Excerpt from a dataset
* begin *

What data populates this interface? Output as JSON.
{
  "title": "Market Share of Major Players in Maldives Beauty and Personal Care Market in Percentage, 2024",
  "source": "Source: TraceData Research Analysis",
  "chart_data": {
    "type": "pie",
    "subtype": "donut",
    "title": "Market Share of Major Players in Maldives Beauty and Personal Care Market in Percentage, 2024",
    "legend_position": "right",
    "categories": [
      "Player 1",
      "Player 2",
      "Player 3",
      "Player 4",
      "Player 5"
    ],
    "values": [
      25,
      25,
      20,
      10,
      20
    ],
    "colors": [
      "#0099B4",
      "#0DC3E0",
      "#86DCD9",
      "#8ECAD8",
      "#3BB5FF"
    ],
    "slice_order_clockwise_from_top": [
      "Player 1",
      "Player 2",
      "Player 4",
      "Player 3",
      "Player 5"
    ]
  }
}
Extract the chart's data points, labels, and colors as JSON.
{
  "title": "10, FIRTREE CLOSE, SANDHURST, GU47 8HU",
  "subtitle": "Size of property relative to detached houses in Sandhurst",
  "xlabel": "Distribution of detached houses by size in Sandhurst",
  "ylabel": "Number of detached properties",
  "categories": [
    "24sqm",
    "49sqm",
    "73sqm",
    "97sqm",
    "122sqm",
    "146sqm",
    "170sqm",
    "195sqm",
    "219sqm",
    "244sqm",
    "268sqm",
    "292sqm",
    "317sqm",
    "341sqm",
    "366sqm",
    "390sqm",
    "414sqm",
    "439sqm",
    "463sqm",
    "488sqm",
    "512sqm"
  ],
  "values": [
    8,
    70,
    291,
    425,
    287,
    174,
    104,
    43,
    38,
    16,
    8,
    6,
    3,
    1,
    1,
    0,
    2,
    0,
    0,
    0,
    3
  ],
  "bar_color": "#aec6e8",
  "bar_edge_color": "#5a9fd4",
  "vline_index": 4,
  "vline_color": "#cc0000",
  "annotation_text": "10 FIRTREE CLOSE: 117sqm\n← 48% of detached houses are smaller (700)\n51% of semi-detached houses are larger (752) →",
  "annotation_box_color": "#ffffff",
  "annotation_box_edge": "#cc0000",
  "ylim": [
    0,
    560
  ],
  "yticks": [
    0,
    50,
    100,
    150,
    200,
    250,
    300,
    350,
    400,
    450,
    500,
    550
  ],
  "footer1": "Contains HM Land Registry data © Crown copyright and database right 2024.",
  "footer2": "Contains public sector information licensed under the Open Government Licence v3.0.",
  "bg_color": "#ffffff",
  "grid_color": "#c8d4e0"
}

* end *

### EXERCISE BRIEF
Retype the records that precede this task, keeping them exactly the same.

### WRITTEN RESPONSE
What data populates this interface? Output as JSON.
{
  "title": "Market Share of Major Players in Maldives Beauty and Personal Care Market in Percentage, 2024",
  "source": "Source: TraceData Research Analysis",
  "chart_data": {
    "type": "pie",
    "subtype": "donut",
    "title": "Market Share of Major Players in Maldives Beauty and Personal Care Market in Percentage, 2024",
    "legend_position": "right",
    "categories": [
      "Player 1",
      "Player 2",
      "Player 3",
      "Player 4",
      "Player 5"
    ],
    "values": [
      25,
      25,
      20,
      10,
      20
    ],
    "colors": [
      "#0099B4",
      "#0DC3E0",
      "#86DCD9",
      "#8ECAD8",
      "#3BB5FF"
    ],
    "slice_order_clockwise_from_top": [
      "Player 1",
      "Player 2",
      "Player 4",
      "Player 3",
      "Player 5"
    ]
  }
}
Extract the chart's data points, labels, and colors as JSON.
{
  "title": "10, FIRTREE CLOSE, SANDHURST, GU47 8HU",
  "subtitle": "Size of property relative to detached houses in Sandhurst",
  "xlabel": "Distribution of detached houses by size in Sandhurst",
  "ylabel": "Number of detached properties",
  "categories": [
    "24sqm",
    "49sqm",
    "73sqm",
    "97sqm",
    "122sqm",
    "146sqm",
    "170sqm",
    "195sqm",
    "219sqm",
    "244sqm",
    "268sqm",
    "292sqm",
    "317sqm",
    "341sqm",
    "366sqm",
    "390sqm",
    "414sqm",
    "439sqm",
    "463sqm",
    "488sqm",
    "512sqm"
  ],
  "values": [
    8,
    70,
    291,
    425,
    287,
    174,
    104,
    43,
    38,
    16,
    8,
    6,
    3,
    1,
    1,
    0,
    2,
    0,
    0,
    0,
    3
  ],
  "bar_color": "#aec6e8",
  "bar_edge_color": "#5a9fd4",
  "vline_index": 4,
  "vline_color": "#cc0000",
  "annotation_text": "10 FIRTREE CLOSE: 117sqm\n← 48% of detached houses are smaller (700)\n51% of semi-detached houses are larger (752) →",
  "annotation_box_color": "#ffffff",
  "annotation_box_edge": "#cc0000",
  "ylim": [
    0,
    560
  ],
  "yticks": [
    0,
    50,
    100,
    150,
    200,
    250,
    300,
    350,
    400,
    450,
    500,
    550
  ],
  "footer1": "Contains HM Land Registry data © Crown copyright and database right 2024.",
  "footer2": "Contains public sector information licensed under the Open Government Licence v3.0.",
  "bg_color": "#ffffff",
  "grid_color": "#c8d4e0"
}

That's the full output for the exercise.